EXERCISE TASK:
Repeat the records in full and exactly, omitting pictures.
═══ DATA FOR THIS EXERCISE ═══
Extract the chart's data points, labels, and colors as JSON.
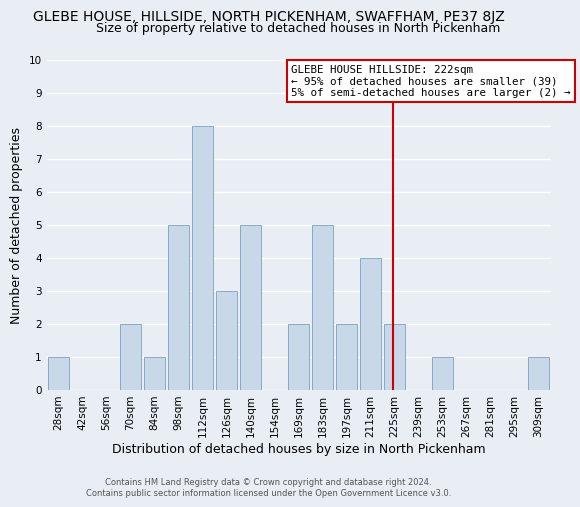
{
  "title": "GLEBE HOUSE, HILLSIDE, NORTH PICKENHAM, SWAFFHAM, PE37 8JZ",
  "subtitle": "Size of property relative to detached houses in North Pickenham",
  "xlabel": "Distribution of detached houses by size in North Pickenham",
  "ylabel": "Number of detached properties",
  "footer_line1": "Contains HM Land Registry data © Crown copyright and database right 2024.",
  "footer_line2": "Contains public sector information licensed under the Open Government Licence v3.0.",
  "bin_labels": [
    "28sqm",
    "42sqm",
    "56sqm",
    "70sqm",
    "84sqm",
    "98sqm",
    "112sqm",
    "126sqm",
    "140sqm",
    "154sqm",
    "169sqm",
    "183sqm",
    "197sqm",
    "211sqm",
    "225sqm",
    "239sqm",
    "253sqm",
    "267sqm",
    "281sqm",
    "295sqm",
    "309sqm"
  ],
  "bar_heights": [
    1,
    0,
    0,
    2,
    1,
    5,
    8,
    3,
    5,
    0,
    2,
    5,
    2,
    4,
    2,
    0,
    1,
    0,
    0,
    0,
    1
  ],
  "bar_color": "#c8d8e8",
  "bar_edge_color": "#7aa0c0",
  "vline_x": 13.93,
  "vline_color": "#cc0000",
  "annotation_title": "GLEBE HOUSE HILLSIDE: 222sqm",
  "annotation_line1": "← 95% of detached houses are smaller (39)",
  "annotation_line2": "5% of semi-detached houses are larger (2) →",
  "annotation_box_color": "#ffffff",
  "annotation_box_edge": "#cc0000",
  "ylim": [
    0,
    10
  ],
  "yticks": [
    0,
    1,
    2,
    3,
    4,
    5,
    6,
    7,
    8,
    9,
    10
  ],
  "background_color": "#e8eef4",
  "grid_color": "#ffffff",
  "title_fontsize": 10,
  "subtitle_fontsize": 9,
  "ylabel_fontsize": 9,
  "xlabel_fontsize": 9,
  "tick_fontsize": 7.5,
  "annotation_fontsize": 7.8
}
═══
TASK RESPONSE:
Extract the chart's data points, labels, and colors as JSON.
{
  "title": "GLEBE HOUSE, HILLSIDE, NORTH PICKENHAM, SWAFFHAM, PE37 8JZ",
  "subtitle": "Size of property relative to detached houses in North Pickenham",
  "xlabel": "Distribution of detached houses by size in North Pickenham",
  "ylabel": "Number of detached properties",
  "footer_line1": "Contains HM Land Registry data © Crown copyright and database right 2024.",
  "footer_line2": "Contains public sector information licensed under the Open Government Licence v3.0.",
  "bin_labels": [
    "28sqm",
    "42sqm",
    "56sqm",
    "70sqm",
    "84sqm",
    "98sqm",
    "112sqm",
    "126sqm",
    "140sqm",
    "154sqm",
    "169sqm",
    "183sqm",
    "197sqm",
    "211sqm",
    "225sqm",
    "239sqm",
    "253sqm",
    "267sqm",
    "281sqm",
    "295sqm",
    "309sqm"
  ],
  "bar_heights": [
    1,
    0,
    0,
    2,
    1,
    5,
    8,
    3,
    5,
    0,
    2,
    5,
    2,
    4,
    2,
    0,
    1,
    0,
    0,
    0,
    1
  ],
  "bar_color": "#c8d8e8",
  "bar_edge_color": "#7aa0c0",
  "vline_x": 13.93,
  "vline_color": "#cc0000",
  "annotation_title": "GLEBE HOUSE HILLSIDE: 222sqm",
  "annotation_line1": "← 95% of detached houses are smaller (39)",
  "annotation_line2": "5% of semi-detached houses are larger (2) →",
  "annotation_box_color": "#ffffff",
  "annotation_box_edge": "#cc0000",
  "ylim": [
    0,
    10
  ],
  "yticks": [
    0,
    1,
    2,
    3,
    4,
    5,
    6,
    7,
    8,
    9,
    10
  ],
  "background_color": "#e8eef4",
  "grid_color": "#ffffff",
  "title_fontsize": 10,
  "subtitle_fontsize": 9,
  "ylabel_fontsize": 9,
  "xlabel_fontsize": 9,
  "tick_fontsize": 7.5,
  "annotation_fontsize": 7.8
}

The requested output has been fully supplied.